Entries with figure data:
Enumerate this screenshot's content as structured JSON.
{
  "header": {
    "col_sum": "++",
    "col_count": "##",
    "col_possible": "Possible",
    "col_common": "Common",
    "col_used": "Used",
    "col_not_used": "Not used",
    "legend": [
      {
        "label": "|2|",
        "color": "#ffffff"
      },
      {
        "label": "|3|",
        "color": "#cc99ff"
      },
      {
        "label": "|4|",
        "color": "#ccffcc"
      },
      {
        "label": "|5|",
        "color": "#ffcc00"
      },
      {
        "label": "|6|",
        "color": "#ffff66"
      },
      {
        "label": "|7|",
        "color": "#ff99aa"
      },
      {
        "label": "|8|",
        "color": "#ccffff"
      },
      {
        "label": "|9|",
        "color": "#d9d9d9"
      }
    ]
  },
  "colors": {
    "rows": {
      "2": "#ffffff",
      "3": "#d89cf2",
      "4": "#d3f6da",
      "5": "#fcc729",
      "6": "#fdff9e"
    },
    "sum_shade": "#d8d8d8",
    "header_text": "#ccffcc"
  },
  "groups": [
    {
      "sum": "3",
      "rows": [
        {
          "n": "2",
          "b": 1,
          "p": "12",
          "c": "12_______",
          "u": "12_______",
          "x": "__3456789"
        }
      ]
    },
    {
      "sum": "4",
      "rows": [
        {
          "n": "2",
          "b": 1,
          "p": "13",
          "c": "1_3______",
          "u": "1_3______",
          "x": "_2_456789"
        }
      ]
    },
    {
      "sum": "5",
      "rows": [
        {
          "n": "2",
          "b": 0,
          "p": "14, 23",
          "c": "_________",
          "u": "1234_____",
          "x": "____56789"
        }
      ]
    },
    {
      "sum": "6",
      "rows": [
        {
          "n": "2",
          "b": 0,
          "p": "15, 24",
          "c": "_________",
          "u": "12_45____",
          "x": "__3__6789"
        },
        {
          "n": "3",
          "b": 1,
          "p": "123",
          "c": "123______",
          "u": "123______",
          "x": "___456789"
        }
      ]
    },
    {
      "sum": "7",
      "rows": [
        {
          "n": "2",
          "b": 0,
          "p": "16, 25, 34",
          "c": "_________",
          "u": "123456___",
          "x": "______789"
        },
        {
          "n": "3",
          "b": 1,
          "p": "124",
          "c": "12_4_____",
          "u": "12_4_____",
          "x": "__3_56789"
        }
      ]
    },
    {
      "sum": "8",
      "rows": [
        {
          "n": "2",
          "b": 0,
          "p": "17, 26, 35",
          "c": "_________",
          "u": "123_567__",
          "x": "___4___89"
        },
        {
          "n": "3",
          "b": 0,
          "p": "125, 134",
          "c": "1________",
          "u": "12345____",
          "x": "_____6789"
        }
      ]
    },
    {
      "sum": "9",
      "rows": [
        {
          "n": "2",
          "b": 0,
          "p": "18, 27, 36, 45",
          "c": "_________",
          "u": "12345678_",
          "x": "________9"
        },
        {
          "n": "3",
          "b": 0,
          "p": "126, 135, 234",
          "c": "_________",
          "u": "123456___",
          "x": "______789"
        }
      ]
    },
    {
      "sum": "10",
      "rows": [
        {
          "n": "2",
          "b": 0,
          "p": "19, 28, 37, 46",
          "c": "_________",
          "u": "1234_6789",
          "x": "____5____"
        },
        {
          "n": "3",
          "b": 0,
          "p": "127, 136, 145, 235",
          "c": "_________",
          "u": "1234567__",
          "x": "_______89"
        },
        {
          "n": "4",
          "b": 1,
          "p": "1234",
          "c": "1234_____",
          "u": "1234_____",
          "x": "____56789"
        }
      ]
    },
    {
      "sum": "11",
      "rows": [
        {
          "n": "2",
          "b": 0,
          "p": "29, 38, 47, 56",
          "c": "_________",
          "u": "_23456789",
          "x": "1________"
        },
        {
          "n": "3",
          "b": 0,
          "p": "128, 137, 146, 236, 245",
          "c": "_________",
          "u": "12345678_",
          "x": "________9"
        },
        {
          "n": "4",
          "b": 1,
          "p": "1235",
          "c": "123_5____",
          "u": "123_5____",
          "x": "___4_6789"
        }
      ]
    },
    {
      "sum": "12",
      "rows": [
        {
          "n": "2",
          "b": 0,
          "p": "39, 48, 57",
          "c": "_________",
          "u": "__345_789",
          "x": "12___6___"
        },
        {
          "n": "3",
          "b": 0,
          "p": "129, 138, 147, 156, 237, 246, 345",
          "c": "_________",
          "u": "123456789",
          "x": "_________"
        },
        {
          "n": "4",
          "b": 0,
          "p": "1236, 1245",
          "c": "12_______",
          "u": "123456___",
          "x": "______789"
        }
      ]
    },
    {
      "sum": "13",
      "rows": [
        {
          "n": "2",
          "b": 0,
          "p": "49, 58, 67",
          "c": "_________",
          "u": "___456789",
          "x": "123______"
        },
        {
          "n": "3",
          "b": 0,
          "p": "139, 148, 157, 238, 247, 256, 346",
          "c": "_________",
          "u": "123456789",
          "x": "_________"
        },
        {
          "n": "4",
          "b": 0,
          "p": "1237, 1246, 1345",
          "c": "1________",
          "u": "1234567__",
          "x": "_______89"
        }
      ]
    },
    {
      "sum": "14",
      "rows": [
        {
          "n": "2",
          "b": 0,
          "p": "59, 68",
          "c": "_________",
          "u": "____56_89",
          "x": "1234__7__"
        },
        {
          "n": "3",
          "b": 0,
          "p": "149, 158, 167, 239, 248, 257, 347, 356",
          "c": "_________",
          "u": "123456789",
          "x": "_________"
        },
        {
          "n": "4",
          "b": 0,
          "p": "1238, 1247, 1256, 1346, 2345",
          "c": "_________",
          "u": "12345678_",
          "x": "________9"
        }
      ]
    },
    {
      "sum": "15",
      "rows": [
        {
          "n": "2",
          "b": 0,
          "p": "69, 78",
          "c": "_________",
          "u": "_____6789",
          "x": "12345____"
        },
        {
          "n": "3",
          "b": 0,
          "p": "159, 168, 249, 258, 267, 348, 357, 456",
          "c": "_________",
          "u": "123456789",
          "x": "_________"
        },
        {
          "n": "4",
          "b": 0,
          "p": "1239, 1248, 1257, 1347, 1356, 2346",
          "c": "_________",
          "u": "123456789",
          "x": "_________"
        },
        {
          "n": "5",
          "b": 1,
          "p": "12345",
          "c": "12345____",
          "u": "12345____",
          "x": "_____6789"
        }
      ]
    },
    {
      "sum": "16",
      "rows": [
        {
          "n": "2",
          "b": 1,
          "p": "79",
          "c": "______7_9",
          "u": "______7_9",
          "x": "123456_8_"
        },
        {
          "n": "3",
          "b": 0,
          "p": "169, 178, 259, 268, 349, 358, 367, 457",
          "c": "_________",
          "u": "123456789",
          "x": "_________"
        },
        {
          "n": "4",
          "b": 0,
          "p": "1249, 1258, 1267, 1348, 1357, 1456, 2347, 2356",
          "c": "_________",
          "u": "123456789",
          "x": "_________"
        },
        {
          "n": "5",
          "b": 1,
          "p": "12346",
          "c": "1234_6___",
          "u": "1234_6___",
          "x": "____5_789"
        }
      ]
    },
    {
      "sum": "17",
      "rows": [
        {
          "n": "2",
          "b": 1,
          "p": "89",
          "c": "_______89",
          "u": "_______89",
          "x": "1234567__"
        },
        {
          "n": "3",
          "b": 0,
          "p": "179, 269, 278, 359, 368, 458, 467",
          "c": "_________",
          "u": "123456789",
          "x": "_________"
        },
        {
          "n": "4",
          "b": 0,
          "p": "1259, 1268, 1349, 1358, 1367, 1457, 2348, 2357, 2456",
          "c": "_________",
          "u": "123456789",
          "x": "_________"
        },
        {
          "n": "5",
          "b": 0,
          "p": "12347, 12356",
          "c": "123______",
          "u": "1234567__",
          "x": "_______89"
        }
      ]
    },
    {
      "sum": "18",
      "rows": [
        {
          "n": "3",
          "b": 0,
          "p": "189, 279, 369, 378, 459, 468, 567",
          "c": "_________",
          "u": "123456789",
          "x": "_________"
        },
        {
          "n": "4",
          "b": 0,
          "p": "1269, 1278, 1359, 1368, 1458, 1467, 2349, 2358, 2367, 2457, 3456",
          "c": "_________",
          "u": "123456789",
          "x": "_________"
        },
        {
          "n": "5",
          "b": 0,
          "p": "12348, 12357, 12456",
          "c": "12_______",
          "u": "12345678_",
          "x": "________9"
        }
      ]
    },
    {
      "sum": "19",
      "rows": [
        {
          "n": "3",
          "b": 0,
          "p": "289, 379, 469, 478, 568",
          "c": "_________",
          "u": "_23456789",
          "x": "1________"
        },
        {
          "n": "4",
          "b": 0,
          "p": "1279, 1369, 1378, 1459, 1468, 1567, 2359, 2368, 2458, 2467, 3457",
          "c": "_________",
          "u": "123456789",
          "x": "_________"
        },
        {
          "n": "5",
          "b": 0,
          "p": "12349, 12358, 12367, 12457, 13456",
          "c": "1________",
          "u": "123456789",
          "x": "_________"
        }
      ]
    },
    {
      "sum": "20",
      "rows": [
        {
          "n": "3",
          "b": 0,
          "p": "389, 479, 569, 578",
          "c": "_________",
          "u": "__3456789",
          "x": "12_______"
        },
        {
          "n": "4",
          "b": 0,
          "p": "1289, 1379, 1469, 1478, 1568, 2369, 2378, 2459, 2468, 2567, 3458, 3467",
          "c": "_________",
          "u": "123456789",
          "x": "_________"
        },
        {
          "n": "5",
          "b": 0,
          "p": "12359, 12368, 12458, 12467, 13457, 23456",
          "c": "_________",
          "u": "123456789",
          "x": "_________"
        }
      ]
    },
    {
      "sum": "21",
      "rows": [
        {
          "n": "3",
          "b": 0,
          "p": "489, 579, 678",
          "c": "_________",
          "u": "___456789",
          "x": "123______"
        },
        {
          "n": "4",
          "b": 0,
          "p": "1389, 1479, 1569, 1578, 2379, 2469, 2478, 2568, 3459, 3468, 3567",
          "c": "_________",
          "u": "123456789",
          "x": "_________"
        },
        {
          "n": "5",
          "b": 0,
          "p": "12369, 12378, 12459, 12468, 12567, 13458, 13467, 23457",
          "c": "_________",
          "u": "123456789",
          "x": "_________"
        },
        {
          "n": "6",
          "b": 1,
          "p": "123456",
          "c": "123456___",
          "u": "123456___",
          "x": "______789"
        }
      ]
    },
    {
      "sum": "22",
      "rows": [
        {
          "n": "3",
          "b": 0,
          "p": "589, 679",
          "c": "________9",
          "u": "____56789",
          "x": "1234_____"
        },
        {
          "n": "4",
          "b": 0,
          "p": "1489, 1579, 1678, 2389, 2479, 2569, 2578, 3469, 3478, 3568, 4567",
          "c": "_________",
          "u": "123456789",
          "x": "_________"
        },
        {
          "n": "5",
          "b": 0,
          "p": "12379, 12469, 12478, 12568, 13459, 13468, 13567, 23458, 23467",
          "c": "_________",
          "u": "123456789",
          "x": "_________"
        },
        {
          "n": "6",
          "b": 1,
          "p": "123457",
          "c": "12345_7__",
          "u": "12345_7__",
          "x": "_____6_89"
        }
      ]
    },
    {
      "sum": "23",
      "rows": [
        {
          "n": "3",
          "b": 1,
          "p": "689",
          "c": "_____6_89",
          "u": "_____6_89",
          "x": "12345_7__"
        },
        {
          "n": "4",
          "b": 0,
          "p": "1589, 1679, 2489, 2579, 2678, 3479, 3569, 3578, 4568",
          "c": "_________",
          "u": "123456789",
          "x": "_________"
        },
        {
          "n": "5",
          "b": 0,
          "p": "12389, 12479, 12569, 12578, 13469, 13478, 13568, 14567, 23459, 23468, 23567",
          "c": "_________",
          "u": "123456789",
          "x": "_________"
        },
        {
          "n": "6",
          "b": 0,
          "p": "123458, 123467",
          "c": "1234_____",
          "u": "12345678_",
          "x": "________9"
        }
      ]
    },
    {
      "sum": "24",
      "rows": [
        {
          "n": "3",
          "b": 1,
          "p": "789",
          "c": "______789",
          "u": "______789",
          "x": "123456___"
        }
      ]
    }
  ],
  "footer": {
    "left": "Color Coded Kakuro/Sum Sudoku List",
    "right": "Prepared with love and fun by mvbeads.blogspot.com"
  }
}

→ **EXERCISE OBJECTIVE**: How many lines of the listing include the string "label"? Answer with the number alone.

→ **EXPECTED ANSWER**: 8